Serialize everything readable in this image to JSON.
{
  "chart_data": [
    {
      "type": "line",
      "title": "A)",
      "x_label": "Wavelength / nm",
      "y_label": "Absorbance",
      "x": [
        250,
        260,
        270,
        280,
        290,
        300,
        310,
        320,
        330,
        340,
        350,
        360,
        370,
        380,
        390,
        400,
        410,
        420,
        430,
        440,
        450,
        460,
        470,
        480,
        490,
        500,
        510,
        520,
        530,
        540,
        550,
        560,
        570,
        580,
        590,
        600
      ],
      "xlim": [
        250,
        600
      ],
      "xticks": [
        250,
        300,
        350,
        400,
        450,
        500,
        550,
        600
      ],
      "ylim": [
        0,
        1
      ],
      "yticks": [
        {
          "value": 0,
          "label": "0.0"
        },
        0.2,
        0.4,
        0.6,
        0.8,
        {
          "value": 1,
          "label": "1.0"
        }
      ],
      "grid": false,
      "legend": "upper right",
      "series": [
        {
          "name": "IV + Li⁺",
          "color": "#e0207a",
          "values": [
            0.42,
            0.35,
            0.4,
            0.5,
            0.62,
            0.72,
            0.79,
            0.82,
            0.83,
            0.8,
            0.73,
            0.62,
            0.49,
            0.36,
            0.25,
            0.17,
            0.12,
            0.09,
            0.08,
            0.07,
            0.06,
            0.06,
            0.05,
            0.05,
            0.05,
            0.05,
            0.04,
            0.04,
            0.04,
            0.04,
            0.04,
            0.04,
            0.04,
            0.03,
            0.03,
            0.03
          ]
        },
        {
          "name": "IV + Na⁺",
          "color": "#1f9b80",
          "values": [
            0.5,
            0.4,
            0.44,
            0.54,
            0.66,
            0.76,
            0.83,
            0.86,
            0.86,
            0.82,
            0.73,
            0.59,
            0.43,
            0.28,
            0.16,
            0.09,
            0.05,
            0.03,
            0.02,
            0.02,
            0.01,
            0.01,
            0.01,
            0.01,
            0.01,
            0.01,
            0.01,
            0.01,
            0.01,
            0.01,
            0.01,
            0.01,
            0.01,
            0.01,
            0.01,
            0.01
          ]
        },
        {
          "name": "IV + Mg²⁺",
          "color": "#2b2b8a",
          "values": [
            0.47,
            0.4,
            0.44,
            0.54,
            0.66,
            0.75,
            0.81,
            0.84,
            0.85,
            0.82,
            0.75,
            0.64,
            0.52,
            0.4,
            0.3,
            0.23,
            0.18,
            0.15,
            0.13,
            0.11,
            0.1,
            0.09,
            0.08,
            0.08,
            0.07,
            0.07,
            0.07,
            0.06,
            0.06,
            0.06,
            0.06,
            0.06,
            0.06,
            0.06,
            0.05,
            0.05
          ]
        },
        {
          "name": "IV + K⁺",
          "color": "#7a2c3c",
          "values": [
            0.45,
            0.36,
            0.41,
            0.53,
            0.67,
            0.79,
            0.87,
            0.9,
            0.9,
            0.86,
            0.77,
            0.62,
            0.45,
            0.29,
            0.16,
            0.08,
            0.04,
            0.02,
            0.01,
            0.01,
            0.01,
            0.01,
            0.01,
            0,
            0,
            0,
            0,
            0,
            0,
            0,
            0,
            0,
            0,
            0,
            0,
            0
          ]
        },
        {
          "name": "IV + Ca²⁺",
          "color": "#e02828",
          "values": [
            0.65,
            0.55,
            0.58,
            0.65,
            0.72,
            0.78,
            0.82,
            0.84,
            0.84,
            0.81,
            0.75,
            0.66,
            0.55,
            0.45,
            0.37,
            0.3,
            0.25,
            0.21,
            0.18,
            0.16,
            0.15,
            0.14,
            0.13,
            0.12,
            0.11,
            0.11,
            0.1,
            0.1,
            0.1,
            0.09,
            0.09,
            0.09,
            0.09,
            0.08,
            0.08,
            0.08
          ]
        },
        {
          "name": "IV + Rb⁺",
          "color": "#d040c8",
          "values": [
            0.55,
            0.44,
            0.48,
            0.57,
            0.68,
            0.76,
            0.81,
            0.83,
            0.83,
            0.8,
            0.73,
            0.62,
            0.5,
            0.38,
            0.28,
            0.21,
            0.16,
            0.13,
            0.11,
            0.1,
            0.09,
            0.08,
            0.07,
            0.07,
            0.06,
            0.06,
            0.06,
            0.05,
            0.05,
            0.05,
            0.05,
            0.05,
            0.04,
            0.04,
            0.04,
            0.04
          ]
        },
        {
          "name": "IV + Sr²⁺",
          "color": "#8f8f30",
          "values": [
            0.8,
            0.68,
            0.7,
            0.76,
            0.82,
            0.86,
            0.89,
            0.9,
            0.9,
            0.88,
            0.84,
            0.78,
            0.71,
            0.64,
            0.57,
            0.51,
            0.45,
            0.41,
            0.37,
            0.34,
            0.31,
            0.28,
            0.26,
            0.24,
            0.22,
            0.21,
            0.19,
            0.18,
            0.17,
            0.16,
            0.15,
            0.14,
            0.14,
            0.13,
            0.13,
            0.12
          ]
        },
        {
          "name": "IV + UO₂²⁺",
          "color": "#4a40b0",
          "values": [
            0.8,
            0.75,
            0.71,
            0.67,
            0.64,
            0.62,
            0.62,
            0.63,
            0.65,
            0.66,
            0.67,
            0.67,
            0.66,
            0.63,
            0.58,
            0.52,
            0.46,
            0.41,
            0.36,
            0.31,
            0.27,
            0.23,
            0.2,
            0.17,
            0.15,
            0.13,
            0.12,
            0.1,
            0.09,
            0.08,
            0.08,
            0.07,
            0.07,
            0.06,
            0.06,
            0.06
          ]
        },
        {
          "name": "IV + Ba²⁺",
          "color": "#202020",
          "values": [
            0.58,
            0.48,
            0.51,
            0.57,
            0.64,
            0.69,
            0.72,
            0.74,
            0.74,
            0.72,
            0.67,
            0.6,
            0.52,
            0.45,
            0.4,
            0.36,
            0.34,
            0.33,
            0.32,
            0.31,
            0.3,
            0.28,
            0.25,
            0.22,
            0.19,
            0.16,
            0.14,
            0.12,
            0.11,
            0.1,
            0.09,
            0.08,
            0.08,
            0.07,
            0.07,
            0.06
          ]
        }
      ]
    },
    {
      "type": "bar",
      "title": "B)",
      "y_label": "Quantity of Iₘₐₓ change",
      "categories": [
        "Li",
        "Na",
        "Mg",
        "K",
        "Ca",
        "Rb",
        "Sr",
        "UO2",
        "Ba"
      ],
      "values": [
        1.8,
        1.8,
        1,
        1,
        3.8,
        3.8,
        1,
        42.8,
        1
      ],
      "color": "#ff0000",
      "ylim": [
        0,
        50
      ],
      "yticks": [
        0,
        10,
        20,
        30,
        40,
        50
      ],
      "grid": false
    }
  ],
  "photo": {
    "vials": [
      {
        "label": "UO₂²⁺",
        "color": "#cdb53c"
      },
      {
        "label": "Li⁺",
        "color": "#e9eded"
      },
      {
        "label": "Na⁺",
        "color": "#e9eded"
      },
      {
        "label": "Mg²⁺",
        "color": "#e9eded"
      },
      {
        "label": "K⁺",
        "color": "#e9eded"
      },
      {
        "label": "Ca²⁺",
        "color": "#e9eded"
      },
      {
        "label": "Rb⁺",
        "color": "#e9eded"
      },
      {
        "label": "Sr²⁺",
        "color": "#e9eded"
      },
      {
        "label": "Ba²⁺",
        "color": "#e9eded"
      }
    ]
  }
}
^^^^
— Aim of the task —
Output an exact copy of each record.

— Solution to this problem —
Serialize everything readable in this image to JSON.
{
  "chart_data": [
    {
      "type": "line",
      "title": "A)",
      "x_label": "Wavelength / nm",
      "y_label": "Absorbance",
      "x": [
        250,
        260,
        270,
        280,
        290,
        300,
        310,
        320,
        330,
        340,
        350,
        360,
        370,
        380,
        390,
        400,
        410,
        420,
        430,
        440,
        450,
        460,
        470,
        480,
        490,
        500,
        510,
        520,
        530,
        540,
        550,
        560,
        570,
        580,
        590,
        600
      ],
      "xlim": [
        250,
        600
      ],
      "xticks": [
        250,
        300,
        350,
        400,
        450,
        500,
        550,
        600
      ],
      "ylim": [
        0,
        1
      ],
      "yticks": [
        {
          "value": 0,
          "label": "0.0"
        },
        0.2,
        0.4,
        0.6,
        0.8,
        {
          "value": 1,
          "label": "1.0"
        }
      ],
      "grid": false,
      "legend": "upper right",
      "series": [
        {
          "name": "IV + Li⁺",
          "color": "#e0207a",
          "values": [
            0.42,
            0.35,
            0.4,
            0.5,
            0.62,
            0.72,
            0.79,
            0.82,
            0.83,
            0.8,
            0.73,
            0.62,
            0.49,
            0.36,
            0.25,
            0.17,
            0.12,
            0.09,
            0.08,
            0.07,
            0.06,
            0.06,
            0.05,
            0.05,
            0.05,
            0.05,
            0.04,
            0.04,
            0.04,
            0.04,
            0.04,
            0.04,
            0.04,
            0.03,
            0.03,
            0.03
          ]
        },
        {
          "name": "IV + Na⁺",
          "color": "#1f9b80",
          "values": [
            0.5,
            0.4,
            0.44,
            0.54,
            0.66,
            0.76,
            0.83,
            0.86,
            0.86,
            0.82,
            0.73,
            0.59,
            0.43,
            0.28,
            0.16,
            0.09,
            0.05,
            0.03,
            0.02,
            0.02,
            0.01,
            0.01,
            0.01,
            0.01,
            0.01,
            0.01,
            0.01,
            0.01,
            0.01,
            0.01,
            0.01,
            0.01,
            0.01,
            0.01,
            0.01,
            0.01
          ]
        },
        {
          "name": "IV + Mg²⁺",
          "color": "#2b2b8a",
          "values": [
            0.47,
            0.4,
            0.44,
            0.54,
            0.66,
            0.75,
            0.81,
            0.84,
            0.85,
            0.82,
            0.75,
            0.64,
            0.52,
            0.4,
            0.3,
            0.23,
            0.18,
            0.15,
            0.13,
            0.11,
            0.1,
            0.09,
            0.08,
            0.08,
            0.07,
            0.07,
            0.07,
            0.06,
            0.06,
            0.06,
            0.06,
            0.06,
            0.06,
            0.06,
            0.05,
            0.05
          ]
        },
        {
          "name": "IV + K⁺",
          "color": "#7a2c3c",
          "values": [
            0.45,
            0.36,
            0.41,
            0.53,
            0.67,
            0.79,
            0.87,
            0.9,
            0.9,
            0.86,
            0.77,
            0.62,
            0.45,
            0.29,
            0.16,
            0.08,
            0.04,
            0.02,
            0.01,
            0.01,
            0.01,
            0.01,
            0.01,
            0,
            0,
            0,
            0,
            0,
            0,
            0,
            0,
            0,
            0,
            0,
            0,
            0
          ]
        },
        {
          "name": "IV + Ca²⁺",
          "color": "#e02828",
          "values": [
            0.65,
            0.55,
            0.58,
            0.65,
            0.72,
            0.78,
            0.82,
            0.84,
            0.84,
            0.81,
            0.75,
            0.66,
            0.55,
            0.45,
            0.37,
            0.3,
            0.25,
            0.21,
            0.18,
            0.16,
            0.15,
            0.14,
            0.13,
            0.12,
            0.11,
            0.11,
            0.1,
            0.1,
            0.1,
            0.09,
            0.09,
            0.09,
            0.09,
            0.08,
            0.08,
            0.08
          ]
        },
        {
          "name": "IV + Rb⁺",
          "color": "#d040c8",
          "values": [
            0.55,
            0.44,
            0.48,
            0.57,
            0.68,
            0.76,
            0.81,
            0.83,
            0.83,
            0.8,
            0.73,
            0.62,
            0.5,
            0.38,
            0.28,
            0.21,
            0.16,
            0.13,
            0.11,
            0.1,
            0.09,
            0.08,
            0.07,
            0.07,
            0.06,
            0.06,
            0.06,
            0.05,
            0.05,
            0.05,
            0.05,
            0.05,
            0.04,
            0.04,
            0.04,
            0.04
          ]
        },
        {
          "name": "IV + Sr²⁺",
          "color": "#8f8f30",
          "values": [
            0.8,
            0.68,
            0.7,
            0.76,
            0.82,
            0.86,
            0.89,
            0.9,
            0.9,
            0.88,
            0.84,
            0.78,
            0.71,
            0.64,
            0.57,
            0.51,
            0.45,
            0.41,
            0.37,
            0.34,
            0.31,
            0.28,
            0.26,
            0.24,
            0.22,
            0.21,
            0.19,
            0.18,
            0.17,
            0.16,
            0.15,
            0.14,
            0.14,
            0.13,
            0.13,
            0.12
          ]
        },
        {
          "name": "IV + UO₂²⁺",
          "color": "#4a40b0",
          "values": [
            0.8,
            0.75,
            0.71,
            0.67,
            0.64,
            0.62,
            0.62,
            0.63,
            0.65,
            0.66,
            0.67,
            0.67,
            0.66,
            0.63,
            0.58,
            0.52,
            0.46,
            0.41,
            0.36,
            0.31,
            0.27,
            0.23,
            0.2,
            0.17,
            0.15,
            0.13,
            0.12,
            0.1,
            0.09,
            0.08,
            0.08,
            0.07,
            0.07,
            0.06,
            0.06,
            0.06
          ]
        },
        {
          "name": "IV + Ba²⁺",
          "color": "#202020",
          "values": [
            0.58,
            0.48,
            0.51,
            0.57,
            0.64,
            0.69,
            0.72,
            0.74,
            0.74,
            0.72,
            0.67,
            0.6,
            0.52,
            0.45,
            0.4,
            0.36,
            0.34,
            0.33,
            0.32,
            0.31,
            0.3,
            0.28,
            0.25,
            0.22,
            0.19,
            0.16,
            0.14,
            0.12,
            0.11,
            0.1,
            0.09,
            0.08,
            0.08,
            0.07,
            0.07,
            0.06
          ]
        }
      ]
    },
    {
      "type": "bar",
      "title": "B)",
      "y_label": "Quantity of Iₘₐₓ change",
      "categories": [
        "Li",
        "Na",
        "Mg",
        "K",
        "Ca",
        "Rb",
        "Sr",
        "UO2",
        "Ba"
      ],
      "values": [
        1.8,
        1.8,
        1,
        1,
        3.8,
        3.8,
        1,
        42.8,
        1
      ],
      "color": "#ff0000",
      "ylim": [
        0,
        50
      ],
      "yticks": [
        0,
        10,
        20,
        30,
        40,
        50
      ],
      "grid": false
    }
  ],
  "photo": {
    "vials": [
      {
        "label": "UO₂²⁺",
        "color": "#cdb53c"
      },
      {
        "label": "Li⁺",
        "color": "#e9eded"
      },
      {
        "label": "Na⁺",
        "color": "#e9eded"
      },
      {
        "label": "Mg²⁺",
        "color": "#e9eded"
      },
      {
        "label": "K⁺",
        "color": "#e9eded"
      },
      {
        "label": "Ca²⁺",
        "color": "#e9eded"
      },
      {
        "label": "Rb⁺",
        "color": "#e9eded"
      },
      {
        "label": "Sr²⁺",
        "color": "#e9eded"
      },
      {
        "label": "Ba²⁺",
        "color": "#e9eded"
      }
    ]
  }
}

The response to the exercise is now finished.